— Begin DATA TO PROCESS —

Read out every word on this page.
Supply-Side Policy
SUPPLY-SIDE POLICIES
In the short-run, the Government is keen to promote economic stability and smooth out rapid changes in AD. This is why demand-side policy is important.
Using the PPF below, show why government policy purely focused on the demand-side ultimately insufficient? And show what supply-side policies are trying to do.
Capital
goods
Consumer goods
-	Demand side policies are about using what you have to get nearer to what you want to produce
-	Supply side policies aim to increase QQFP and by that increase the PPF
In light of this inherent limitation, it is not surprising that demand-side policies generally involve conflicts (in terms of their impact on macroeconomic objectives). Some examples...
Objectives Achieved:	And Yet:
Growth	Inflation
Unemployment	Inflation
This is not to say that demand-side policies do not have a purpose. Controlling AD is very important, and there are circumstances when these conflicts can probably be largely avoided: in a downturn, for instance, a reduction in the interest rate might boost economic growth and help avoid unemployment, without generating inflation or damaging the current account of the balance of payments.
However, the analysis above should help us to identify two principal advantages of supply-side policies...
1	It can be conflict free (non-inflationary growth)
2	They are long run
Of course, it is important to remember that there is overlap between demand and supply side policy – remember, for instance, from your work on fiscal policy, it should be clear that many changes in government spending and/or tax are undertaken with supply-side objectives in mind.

— End DATA TO PROCESS —

» **THE TASK**
Give only the number of lines in the entries that contain "help".

» **EXERCISE SOLUTION**
2